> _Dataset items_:
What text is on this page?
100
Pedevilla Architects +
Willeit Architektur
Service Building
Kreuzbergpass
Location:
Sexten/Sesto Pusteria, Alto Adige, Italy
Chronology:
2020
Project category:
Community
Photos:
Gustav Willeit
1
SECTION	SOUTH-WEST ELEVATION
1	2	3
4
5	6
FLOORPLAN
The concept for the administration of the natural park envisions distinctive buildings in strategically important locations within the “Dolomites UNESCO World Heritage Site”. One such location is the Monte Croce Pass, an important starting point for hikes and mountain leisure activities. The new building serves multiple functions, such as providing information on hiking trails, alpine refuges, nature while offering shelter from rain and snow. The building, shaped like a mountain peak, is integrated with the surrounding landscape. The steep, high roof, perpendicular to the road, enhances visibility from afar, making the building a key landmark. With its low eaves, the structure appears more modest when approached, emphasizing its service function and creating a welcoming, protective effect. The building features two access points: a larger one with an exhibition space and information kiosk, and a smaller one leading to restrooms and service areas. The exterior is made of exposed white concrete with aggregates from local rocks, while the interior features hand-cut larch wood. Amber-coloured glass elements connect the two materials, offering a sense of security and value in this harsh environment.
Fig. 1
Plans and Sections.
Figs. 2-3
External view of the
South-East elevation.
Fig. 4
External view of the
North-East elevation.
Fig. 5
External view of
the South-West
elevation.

---

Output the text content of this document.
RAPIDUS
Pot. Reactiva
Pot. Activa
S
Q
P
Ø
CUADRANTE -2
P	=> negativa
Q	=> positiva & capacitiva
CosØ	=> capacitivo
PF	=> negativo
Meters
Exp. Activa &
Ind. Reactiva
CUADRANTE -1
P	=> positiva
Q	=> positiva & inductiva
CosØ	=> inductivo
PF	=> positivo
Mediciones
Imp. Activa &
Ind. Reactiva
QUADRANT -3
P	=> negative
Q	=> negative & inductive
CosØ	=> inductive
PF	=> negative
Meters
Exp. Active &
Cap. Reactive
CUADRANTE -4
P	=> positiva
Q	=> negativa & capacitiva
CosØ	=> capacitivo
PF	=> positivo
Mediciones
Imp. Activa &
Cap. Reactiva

> _Given instruction_:
Copy out every line of the listing that includes the string "East".

> _Task answer_:
South-East elevation.
North-East elevation.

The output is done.